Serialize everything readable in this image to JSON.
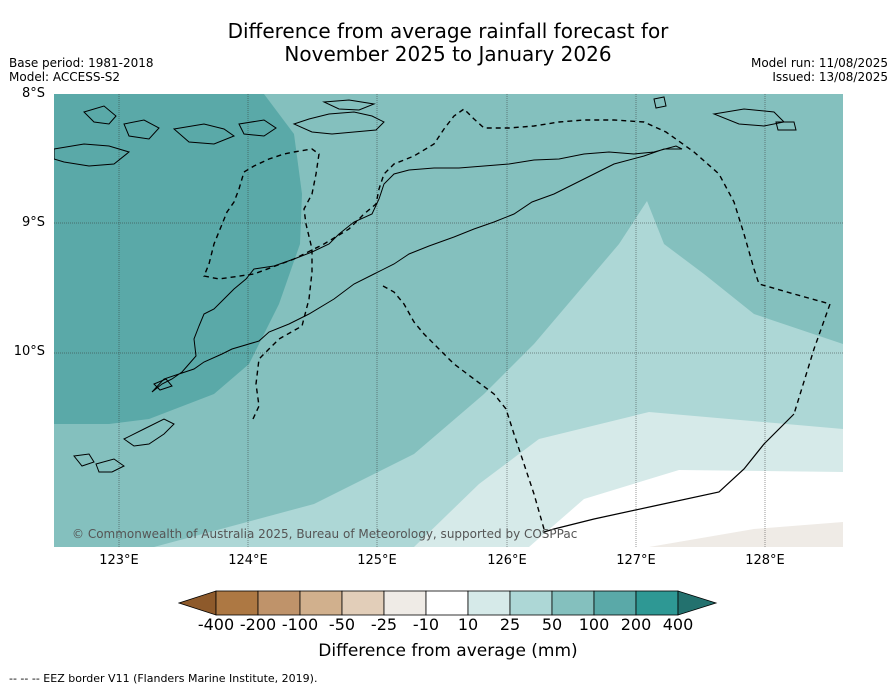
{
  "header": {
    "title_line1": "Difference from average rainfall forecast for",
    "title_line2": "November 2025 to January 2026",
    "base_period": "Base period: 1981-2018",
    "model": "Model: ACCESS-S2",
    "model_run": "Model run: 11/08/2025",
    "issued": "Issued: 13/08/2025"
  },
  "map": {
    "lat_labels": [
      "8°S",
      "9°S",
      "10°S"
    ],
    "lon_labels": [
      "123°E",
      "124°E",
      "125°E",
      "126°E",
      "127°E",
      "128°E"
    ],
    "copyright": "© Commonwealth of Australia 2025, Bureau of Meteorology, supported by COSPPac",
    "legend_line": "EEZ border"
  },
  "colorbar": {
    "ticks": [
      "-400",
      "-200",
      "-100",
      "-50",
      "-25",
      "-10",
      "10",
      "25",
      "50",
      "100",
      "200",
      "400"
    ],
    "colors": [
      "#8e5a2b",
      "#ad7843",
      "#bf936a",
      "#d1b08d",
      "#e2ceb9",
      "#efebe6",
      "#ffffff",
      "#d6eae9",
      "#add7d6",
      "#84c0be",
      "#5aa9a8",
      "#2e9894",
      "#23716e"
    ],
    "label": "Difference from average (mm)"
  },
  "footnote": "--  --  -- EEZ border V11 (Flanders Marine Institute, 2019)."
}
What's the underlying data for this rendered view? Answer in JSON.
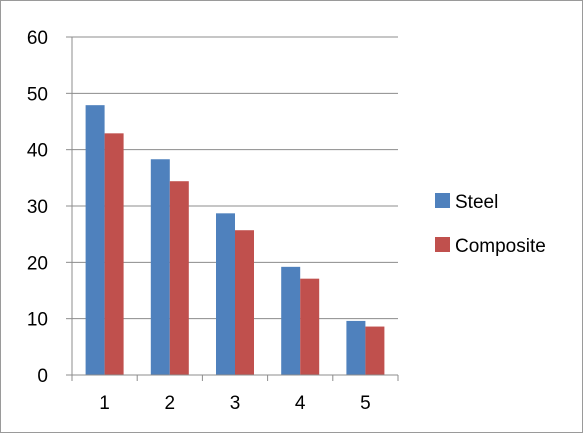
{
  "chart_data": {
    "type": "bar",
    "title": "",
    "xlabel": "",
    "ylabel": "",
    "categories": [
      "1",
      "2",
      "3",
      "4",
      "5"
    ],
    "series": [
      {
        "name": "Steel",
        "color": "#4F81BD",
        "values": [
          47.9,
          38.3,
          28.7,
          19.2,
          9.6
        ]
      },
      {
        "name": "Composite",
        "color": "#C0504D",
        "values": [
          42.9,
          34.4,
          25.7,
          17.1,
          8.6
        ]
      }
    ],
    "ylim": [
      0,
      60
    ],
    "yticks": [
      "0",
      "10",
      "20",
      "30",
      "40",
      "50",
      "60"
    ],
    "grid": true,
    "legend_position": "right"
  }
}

OBJECTIVE ::
Find the word "Difference" in the records and pull out each line that has it.

TASK RESULT ::
    "title_line1": "Difference from average rainfall forecast for",
    "label": "Difference from average (mm)"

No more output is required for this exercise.